STATED PROBLEM - Below are records. Copy every line with "vulnerabilities" in it.

RECORDS PROVIDED -
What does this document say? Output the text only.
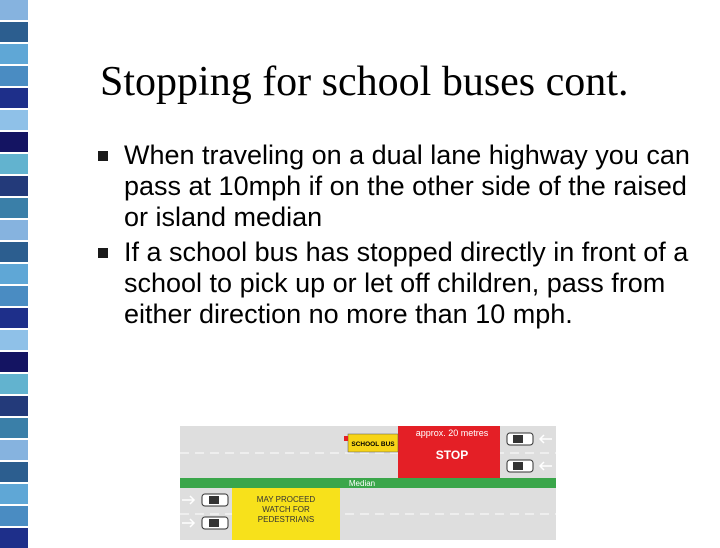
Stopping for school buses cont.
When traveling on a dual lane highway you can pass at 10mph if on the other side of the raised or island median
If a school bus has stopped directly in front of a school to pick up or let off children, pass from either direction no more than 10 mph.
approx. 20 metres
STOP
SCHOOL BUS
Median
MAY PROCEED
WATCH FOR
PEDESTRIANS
--
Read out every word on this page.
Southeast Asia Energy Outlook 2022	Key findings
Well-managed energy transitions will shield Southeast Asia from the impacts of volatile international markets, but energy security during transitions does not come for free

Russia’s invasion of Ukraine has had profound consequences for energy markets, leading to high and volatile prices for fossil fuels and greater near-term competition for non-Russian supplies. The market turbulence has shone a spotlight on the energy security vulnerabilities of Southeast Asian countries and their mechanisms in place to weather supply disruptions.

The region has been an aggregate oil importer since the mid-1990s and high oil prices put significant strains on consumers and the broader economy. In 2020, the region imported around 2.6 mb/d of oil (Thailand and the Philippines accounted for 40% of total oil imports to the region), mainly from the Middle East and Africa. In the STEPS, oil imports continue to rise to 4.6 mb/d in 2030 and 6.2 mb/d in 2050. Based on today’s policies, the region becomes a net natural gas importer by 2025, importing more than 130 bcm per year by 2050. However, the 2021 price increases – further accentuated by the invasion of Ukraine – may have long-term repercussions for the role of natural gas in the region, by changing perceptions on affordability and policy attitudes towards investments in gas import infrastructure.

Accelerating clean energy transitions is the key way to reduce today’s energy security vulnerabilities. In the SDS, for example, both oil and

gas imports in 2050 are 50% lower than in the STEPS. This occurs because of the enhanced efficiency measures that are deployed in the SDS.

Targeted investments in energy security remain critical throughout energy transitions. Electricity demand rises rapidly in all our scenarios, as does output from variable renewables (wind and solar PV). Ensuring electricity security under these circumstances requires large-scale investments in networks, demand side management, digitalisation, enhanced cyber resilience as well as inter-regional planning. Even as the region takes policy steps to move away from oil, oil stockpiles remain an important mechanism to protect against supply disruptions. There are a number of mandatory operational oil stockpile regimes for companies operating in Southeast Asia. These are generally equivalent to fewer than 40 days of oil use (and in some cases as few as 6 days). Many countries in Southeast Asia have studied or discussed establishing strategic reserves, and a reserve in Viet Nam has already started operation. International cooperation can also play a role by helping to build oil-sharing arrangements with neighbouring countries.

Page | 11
...
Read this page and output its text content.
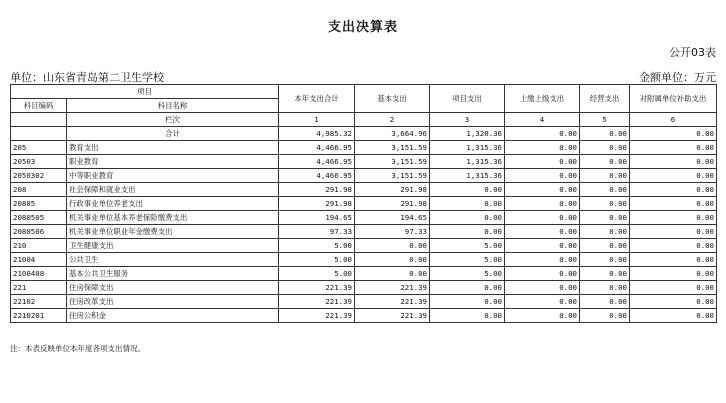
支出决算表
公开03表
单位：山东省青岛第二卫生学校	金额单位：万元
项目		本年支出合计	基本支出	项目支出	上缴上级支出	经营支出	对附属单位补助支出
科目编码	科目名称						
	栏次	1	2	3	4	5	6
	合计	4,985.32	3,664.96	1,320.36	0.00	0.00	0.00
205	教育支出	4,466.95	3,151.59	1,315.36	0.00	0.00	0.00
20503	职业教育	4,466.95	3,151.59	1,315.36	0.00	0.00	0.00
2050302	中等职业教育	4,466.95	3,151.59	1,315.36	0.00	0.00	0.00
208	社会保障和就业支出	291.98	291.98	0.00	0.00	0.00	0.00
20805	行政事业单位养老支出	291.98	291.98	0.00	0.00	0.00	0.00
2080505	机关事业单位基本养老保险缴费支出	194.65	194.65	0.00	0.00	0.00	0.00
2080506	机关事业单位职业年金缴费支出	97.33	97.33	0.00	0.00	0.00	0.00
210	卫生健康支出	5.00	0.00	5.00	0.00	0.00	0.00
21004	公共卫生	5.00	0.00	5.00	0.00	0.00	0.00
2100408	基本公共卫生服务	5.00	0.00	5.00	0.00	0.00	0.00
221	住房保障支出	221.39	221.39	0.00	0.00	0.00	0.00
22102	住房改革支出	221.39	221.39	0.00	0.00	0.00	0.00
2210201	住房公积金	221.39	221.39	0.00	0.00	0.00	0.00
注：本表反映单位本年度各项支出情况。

TASK RESPONSE -
Russia’s invasion of Ukraine has had profound consequences for energy markets, leading to high and volatile prices for fossil fuels and greater near-term competition for non-Russian supplies. The market turbulence has shone a spotlight on the energy security vulnerabilities of Southeast Asian countries and their mechanisms in place to weather supply disruptions.
Accelerating clean energy transitions is the key way to reduce today’s energy security vulnerabilities. In the SDS, for example, both oil and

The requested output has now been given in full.